▶ Elenco dei compiti
(1) Estrai dal brano sui cantastorie il passo che comincia con "Capitolo 14: L’arte" e prosegue fino a "abitanti di Creta.", copiandolo parola per parola.
(2) Per favore, disponi in un elenco numerato le voci fornite, dalla prima fino alla riga che contiene "clear-button[interactable]: CLEAR: [557, 167, 620, 190]" compresa, solo queste, tralasciando le righe vuote.

▶ Brano fornito
==================================================

I CANTASTORIE TRADITI — COME SI DISTRUGGE IN CINQUANT’ANNI E SPICCI UNA CIVILTÀ COSTRUITA IN TREMILA ANNI.

di EZIO CALDERAI ♦

Capitolo 14: L’arte che crea la vita: i miti e la storia e la civiltà nate dalla bellezza

   I cantastorie hanno fatto molto, ma molto di più.

   La Teogonia di Esiodo sicuramente non fu la prima narrazione sugli Dèi. Del resto, tutti i popoli che nei secoli erano emigrati in Grecia e nelle sue isole portavano con sé le proprie tradizioni, i propri costumi e con essi il proprio pantheon. Dai Balcani e forse dal sud della Russia venivano gli Achei, gli Ioni, gli Eoli e i Dori, dall’oriente i primi abitanti di Creta.

   Ciascuno aveva le sue storie, le scambiava con quelle degli altri, storie che, circolando, si arricchivano di particolari, si affinavano. I popoli giunti in Grecia erano giovani, affascinati da questi racconti, dalle imprese che venivano narrate, consideravano i protagonisti di queste imprese, specie gli eroi, modelli da imitare.

==================================================

▶ Materiale fornito
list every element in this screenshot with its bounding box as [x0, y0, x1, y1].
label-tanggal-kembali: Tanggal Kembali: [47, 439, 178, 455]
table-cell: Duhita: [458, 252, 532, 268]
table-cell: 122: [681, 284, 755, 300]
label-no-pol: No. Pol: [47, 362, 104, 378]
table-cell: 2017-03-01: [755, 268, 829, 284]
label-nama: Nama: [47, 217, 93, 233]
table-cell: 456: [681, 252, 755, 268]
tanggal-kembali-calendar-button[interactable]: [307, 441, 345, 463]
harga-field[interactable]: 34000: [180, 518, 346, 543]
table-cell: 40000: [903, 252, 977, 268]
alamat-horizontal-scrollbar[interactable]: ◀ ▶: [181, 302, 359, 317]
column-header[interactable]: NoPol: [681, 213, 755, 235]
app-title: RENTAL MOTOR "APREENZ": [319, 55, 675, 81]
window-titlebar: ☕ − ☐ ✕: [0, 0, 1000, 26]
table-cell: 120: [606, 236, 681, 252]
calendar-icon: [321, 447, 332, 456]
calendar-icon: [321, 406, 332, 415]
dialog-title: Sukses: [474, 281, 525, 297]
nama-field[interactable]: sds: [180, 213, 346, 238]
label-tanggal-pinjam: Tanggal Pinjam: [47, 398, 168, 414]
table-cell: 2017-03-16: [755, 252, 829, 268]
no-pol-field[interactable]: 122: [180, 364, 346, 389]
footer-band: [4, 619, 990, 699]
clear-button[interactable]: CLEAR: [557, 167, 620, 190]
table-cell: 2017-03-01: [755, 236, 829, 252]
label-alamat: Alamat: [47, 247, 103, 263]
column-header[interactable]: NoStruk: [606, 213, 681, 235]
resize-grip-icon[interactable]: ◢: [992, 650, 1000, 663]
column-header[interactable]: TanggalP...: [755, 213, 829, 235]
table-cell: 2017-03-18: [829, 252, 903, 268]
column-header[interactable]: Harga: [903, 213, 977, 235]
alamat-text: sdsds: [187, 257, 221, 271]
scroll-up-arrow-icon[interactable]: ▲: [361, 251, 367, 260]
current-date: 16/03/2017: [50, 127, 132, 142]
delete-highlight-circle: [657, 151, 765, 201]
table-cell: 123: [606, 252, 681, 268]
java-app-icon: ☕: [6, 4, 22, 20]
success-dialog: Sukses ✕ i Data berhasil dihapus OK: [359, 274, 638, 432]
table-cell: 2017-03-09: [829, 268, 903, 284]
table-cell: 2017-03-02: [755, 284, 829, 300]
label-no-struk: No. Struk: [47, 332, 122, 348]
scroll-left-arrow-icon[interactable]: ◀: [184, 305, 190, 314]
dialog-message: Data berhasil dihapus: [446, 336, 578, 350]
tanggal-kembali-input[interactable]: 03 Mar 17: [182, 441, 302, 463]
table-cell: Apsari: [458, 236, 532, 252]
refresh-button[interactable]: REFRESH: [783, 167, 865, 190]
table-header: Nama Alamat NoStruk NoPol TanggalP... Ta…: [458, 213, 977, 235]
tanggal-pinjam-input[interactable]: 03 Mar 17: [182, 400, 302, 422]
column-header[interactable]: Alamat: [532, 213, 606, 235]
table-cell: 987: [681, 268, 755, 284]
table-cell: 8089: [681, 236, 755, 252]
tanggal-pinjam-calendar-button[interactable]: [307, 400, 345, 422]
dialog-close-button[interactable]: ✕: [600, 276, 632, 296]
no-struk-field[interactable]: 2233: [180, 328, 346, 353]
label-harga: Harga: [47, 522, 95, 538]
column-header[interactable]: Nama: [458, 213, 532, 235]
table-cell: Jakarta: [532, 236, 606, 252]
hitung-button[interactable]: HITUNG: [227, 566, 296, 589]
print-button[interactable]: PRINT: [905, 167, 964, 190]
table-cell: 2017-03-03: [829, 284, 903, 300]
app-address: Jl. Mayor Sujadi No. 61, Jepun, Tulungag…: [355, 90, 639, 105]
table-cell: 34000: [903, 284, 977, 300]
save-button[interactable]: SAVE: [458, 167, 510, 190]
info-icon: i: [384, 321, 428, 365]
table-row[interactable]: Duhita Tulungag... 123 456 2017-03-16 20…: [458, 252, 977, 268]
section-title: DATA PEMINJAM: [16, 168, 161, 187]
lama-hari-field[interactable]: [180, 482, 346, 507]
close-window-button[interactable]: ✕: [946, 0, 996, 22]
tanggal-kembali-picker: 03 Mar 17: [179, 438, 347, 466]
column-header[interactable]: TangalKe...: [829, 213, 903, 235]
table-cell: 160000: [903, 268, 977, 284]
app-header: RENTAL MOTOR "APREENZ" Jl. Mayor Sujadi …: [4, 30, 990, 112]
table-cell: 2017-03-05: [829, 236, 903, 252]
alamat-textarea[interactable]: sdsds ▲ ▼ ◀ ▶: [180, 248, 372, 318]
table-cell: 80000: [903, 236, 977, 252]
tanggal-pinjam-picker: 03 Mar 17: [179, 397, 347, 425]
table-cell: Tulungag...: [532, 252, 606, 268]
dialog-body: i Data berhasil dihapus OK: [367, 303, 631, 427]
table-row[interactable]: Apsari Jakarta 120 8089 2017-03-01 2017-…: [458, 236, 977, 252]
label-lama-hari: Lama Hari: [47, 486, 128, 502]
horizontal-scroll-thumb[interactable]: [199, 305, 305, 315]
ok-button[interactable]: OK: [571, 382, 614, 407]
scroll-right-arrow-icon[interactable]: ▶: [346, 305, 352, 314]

==================================================

▶ Risultati per compito
(1)
Capitolo 14: L’arte che crea la vita: i miti e la storia e la civiltà nate dalla bellezza

   I cantastorie hanno fatto molto, ma molto di più.

   La Teogonia di Esiodo sicuramente non fu la prima narrazione sugli Dèi. Del resto, tutti i popoli che nei secoli erano emigrati in Grecia e nelle sue isole portavano con sé le proprie tradizioni, i propri costumi e con essi il proprio pantheon. Dai Balcani e forse dal sud della Russia venivano gli Achei, gli Ioni, gli Eoli e i Dori, dall’oriente i primi abitanti di Creta.

(2)
1. list every element in this screenshot with its bounding box as [x0, y0, x1, y1].
2. label-tanggal-kembali: Tanggal Kembali: [47, 439, 178, 455]
3. table-cell: Duhita: [458, 252, 532, 268]
4. table-cell: 122: [681, 284, 755, 300]
5. label-no-pol: No. Pol: [47, 362, 104, 378]
6. table-cell: 2017-03-01: [755, 268, 829, 284]
7. label-nama: Nama: [47, 217, 93, 233]
8. table-cell: 456: [681, 252, 755, 268]
9. tanggal-kembali-calendar-button[interactable]: [307, 441, 345, 463]
10. harga-field[interactable]: 34000: [180, 518, 346, 543]
11. table-cell: 40000: [903, 252, 977, 268]
12. alamat-horizontal-scrollbar[interactable]: ◀ ▶: [181, 302, 359, 317]
13. column-header[interactable]: NoPol: [681, 213, 755, 235]
14. app-title: RENTAL MOTOR "APREENZ": [319, 55, 675, 81]
15. window-titlebar: ☕ − ☐ ✕: [0, 0, 1000, 26]
16. table-cell: 120: [606, 236, 681, 252]
17. calendar-icon: [321, 447, 332, 456]
18. calendar-icon: [321, 406, 332, 415]
19. dialog-title: Sukses: [474, 281, 525, 297]
20. nama-field[interactable]: sds: [180, 213, 346, 238]
21. label-tanggal-pinjam: Tanggal Pinjam: [47, 398, 168, 414]
22. table-cell: 2017-03-16: [755, 252, 829, 268]
23. no-pol-field[interactable]: 122: [180, 364, 346, 389]
24. footer-band: [4, 619, 990, 699]
25. clear-button[interactable]: CLEAR: [557, 167, 620, 190]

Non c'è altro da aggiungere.